>> START

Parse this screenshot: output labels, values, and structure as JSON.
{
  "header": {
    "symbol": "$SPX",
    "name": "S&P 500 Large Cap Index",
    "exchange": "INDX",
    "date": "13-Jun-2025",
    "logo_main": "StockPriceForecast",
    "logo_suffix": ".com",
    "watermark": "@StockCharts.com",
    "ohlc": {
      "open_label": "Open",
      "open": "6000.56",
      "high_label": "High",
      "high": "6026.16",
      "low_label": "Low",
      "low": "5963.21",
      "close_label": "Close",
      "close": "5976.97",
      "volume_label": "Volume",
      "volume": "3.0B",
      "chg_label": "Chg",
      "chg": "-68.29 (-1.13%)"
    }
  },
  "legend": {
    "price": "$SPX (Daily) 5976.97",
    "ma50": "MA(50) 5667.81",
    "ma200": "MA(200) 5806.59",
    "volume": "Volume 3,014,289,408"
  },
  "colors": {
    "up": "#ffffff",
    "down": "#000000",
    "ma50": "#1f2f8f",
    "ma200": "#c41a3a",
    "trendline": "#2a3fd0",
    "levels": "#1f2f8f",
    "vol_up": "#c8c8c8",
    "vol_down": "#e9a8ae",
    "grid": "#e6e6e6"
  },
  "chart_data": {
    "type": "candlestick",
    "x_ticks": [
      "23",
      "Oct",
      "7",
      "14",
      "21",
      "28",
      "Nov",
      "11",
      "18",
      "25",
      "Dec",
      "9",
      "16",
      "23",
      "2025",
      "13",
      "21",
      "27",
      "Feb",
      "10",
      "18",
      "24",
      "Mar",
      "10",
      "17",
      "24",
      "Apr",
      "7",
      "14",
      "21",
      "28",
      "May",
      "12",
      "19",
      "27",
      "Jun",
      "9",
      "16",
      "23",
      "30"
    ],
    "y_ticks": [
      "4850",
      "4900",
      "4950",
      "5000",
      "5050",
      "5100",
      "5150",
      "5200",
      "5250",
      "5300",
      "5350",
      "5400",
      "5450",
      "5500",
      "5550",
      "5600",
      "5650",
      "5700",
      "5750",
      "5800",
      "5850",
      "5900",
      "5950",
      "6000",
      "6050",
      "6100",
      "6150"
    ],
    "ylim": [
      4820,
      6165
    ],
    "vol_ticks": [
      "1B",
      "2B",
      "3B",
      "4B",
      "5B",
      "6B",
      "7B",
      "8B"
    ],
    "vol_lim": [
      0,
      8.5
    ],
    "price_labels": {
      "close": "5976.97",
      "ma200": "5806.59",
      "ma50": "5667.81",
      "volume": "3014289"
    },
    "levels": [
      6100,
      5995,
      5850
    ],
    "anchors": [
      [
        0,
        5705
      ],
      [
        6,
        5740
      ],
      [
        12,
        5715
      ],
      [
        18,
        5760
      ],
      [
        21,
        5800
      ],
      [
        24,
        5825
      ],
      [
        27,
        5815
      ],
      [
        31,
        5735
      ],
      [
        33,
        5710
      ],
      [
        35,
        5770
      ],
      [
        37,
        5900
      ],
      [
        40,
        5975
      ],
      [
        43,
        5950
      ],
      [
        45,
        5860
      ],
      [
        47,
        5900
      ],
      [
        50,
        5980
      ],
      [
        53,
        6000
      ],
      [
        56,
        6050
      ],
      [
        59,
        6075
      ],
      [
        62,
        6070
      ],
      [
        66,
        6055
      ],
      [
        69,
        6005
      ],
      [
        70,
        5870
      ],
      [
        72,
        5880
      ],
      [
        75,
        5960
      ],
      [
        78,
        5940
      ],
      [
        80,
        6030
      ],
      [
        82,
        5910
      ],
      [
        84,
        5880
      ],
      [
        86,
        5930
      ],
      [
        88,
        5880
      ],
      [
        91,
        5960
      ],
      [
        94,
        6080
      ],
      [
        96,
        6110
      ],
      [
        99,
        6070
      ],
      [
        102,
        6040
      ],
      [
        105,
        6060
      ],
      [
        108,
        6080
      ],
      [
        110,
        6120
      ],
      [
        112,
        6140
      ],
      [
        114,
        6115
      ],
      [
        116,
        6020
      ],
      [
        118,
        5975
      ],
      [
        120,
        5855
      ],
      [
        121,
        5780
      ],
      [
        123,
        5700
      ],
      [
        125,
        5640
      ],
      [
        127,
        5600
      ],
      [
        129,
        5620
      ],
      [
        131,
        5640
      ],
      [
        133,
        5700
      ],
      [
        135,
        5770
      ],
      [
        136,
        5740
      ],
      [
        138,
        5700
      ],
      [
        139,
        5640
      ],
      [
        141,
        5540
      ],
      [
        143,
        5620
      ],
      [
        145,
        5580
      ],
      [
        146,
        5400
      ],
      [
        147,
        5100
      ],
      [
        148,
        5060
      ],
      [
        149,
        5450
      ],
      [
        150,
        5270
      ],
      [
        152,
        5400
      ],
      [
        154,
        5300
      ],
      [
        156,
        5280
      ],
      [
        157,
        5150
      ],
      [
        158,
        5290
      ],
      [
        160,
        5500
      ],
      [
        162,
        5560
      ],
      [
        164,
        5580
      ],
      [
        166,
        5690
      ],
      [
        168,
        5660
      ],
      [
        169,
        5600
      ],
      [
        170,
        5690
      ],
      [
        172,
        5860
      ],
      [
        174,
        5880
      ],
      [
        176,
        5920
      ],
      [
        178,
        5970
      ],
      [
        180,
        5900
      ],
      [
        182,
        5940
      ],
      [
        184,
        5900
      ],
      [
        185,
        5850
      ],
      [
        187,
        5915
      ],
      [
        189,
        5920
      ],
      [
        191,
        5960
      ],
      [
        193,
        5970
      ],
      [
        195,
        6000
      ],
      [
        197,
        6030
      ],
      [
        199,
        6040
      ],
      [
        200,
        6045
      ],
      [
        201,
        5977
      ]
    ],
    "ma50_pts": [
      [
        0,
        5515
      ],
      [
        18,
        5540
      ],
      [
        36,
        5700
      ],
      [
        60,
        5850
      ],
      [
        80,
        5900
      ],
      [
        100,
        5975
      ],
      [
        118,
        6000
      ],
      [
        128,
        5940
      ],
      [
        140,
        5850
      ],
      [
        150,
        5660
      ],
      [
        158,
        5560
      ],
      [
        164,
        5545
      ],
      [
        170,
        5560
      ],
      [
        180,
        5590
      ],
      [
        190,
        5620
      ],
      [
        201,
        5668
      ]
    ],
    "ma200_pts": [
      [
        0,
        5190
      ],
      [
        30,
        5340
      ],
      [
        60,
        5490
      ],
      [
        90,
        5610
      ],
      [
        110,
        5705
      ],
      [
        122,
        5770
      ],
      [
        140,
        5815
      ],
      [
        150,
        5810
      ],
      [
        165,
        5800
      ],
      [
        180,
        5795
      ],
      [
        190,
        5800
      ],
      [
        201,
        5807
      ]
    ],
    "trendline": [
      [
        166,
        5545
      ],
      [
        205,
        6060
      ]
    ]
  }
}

>> END

Exercise instructions
All of the material above needs to be copied exactly.

Finished answer
Parse this screenshot: output labels, values, and structure as JSON.
{
  "header": {
    "symbol": "$SPX",
    "name": "S&P 500 Large Cap Index",
    "exchange": "INDX",
    "date": "13-Jun-2025",
    "logo_main": "StockPriceForecast",
    "logo_suffix": ".com",
    "watermark": "@StockCharts.com",
    "ohlc": {
      "open_label": "Open",
      "open": "6000.56",
      "high_label": "High",
      "high": "6026.16",
      "low_label": "Low",
      "low": "5963.21",
      "close_label": "Close",
      "close": "5976.97",
      "volume_label": "Volume",
      "volume": "3.0B",
      "chg_label": "Chg",
      "chg": "-68.29 (-1.13%)"
    }
  },
  "legend": {
    "price": "$SPX (Daily) 5976.97",
    "ma50": "MA(50) 5667.81",
    "ma200": "MA(200) 5806.59",
    "volume": "Volume 3,014,289,408"
  },
  "colors": {
    "up": "#ffffff",
    "down": "#000000",
    "ma50": "#1f2f8f",
    "ma200": "#c41a3a",
    "trendline": "#2a3fd0",
    "levels": "#1f2f8f",
    "vol_up": "#c8c8c8",
    "vol_down": "#e9a8ae",
    "grid": "#e6e6e6"
  },
  "chart_data": {
    "type": "candlestick",
    "x_ticks": [
      "23",
      "Oct",
      "7",
      "14",
      "21",
      "28",
      "Nov",
      "11",
      "18",
      "25",
      "Dec",
      "9",
      "16",
      "23",
      "2025",
      "13",
      "21",
      "27",
      "Feb",
      "10",
      "18",
      "24",
      "Mar",
      "10",
      "17",
      "24",
      "Apr",
      "7",
      "14",
      "21",
      "28",
      "May",
      "12",
      "19",
      "27",
      "Jun",
      "9",
      "16",
      "23",
      "30"
    ],
    "y_ticks": [
      "4850",
      "4900",
      "4950",
      "5000",
      "5050",
      "5100",
      "5150",
      "5200",
      "5250",
      "5300",
      "5350",
      "5400",
      "5450",
      "5500",
      "5550",
      "5600",
      "5650",
      "5700",
      "5750",
      "5800",
      "5850",
      "5900",
      "5950",
      "6000",
      "6050",
      "6100",
      "6150"
    ],
    "ylim": [
      4820,
      6165
    ],
    "vol_ticks": [
      "1B",
      "2B",
      "3B",
      "4B",
      "5B",
      "6B",
      "7B",
      "8B"
    ],
    "vol_lim": [
      0,
      8.5
    ],
    "price_labels": {
      "close": "5976.97",
      "ma200": "5806.59",
      "ma50": "5667.81",
      "volume": "3014289"
    },
    "levels": [
      6100,
      5995,
      5850
    ],
    "anchors": [
      [
        0,
        5705
      ],
      [
        6,
        5740
      ],
      [
        12,
        5715
      ],
      [
        18,
        5760
      ],
      [
        21,
        5800
      ],
      [
        24,
        5825
      ],
      [
        27,
        5815
      ],
      [
        31,
        5735
      ],
      [
        33,
        5710
      ],
      [
        35,
        5770
      ],
      [
        37,
        5900
      ],
      [
        40,
        5975
      ],
      [
        43,
        5950
      ],
      [
        45,
        5860
      ],
      [
        47,
        5900
      ],
      [
        50,
        5980
      ],
      [
        53,
        6000
      ],
      [
        56,
        6050
      ],
      [
        59,
        6075
      ],
      [
        62,
        6070
      ],
      [
        66,
        6055
      ],
      [
        69,
        6005
      ],
      [
        70,
        5870
      ],
      [
        72,
        5880
      ],
      [
        75,
        5960
      ],
      [
        78,
        5940
      ],
      [
        80,
        6030
      ],
      [
        82,
        5910
      ],
      [
        84,
        5880
      ],
      [
        86,
        5930
      ],
      [
        88,
        5880
      ],
      [
        91,
        5960
      ],
      [
        94,
        6080
      ],
      [
        96,
        6110
      ],
      [
        99,
        6070
      ],
      [
        102,
        6040
      ],
      [
        105,
        6060
      ],
      [
        108,
        6080
      ],
      [
        110,
        6120
      ],
      [
        112,
        6140
      ],
      [
        114,
        6115
      ],
      [
        116,
        6020
      ],
      [
        118,
        5975
      ],
      [
        120,
        5855
      ],
      [
        121,
        5780
      ],
      [
        123,
        5700
      ],
      [
        125,
        5640
      ],
      [
        127,
        5600
      ],
      [
        129,
        5620
      ],
      [
        131,
        5640
      ],
      [
        133,
        5700
      ],
      [
        135,
        5770
      ],
      [
        136,
        5740
      ],
      [
        138,
        5700
      ],
      [
        139,
        5640
      ],
      [
        141,
        5540
      ],
      [
        143,
        5620
      ],
      [
        145,
        5580
      ],
      [
        146,
        5400
      ],
      [
        147,
        5100
      ],
      [
        148,
        5060
      ],
      [
        149,
        5450
      ],
      [
        150,
        5270
      ],
      [
        152,
        5400
      ],
      [
        154,
        5300
      ],
      [
        156,
        5280
      ],
      [
        157,
        5150
      ],
      [
        158,
        5290
      ],
      [
        160,
        5500
      ],
      [
        162,
        5560
      ],
      [
        164,
        5580
      ],
      [
        166,
        5690
      ],
      [
        168,
        5660
      ],
      [
        169,
        5600
      ],
      [
        170,
        5690
      ],
      [
        172,
        5860
      ],
      [
        174,
        5880
      ],
      [
        176,
        5920
      ],
      [
        178,
        5970
      ],
      [
        180,
        5900
      ],
      [
        182,
        5940
      ],
      [
        184,
        5900
      ],
      [
        185,
        5850
      ],
      [
        187,
        5915
      ],
      [
        189,
        5920
      ],
      [
        191,
        5960
      ],
      [
        193,
        5970
      ],
      [
        195,
        6000
      ],
      [
        197,
        6030
      ],
      [
        199,
        6040
      ],
      [
        200,
        6045
      ],
      [
        201,
        5977
      ]
    ],
    "ma50_pts": [
      [
        0,
        5515
      ],
      [
        18,
        5540
      ],
      [
        36,
        5700
      ],
      [
        60,
        5850
      ],
      [
        80,
        5900
      ],
      [
        100,
        5975
      ],
      [
        118,
        6000
      ],
      [
        128,
        5940
      ],
      [
        140,
        5850
      ],
      [
        150,
        5660
      ],
      [
        158,
        5560
      ],
      [
        164,
        5545
      ],
      [
        170,
        5560
      ],
      [
        180,
        5590
      ],
      [
        190,
        5620
      ],
      [
        201,
        5668
      ]
    ],
    "ma200_pts": [
      [
        0,
        5190
      ],
      [
        30,
        5340
      ],
      [
        60,
        5490
      ],
      [
        90,
        5610
      ],
      [
        110,
        5705
      ],
      [
        122,
        5770
      ],
      [
        140,
        5815
      ],
      [
        150,
        5810
      ],
      [
        165,
        5800
      ],
      [
        180,
        5795
      ],
      [
        190,
        5800
      ],
      [
        201,
        5807
      ]
    ],
    "trendline": [
      [
        166,
        5545
      ],
      [
        205,
        6060
      ]
    ]
  }
}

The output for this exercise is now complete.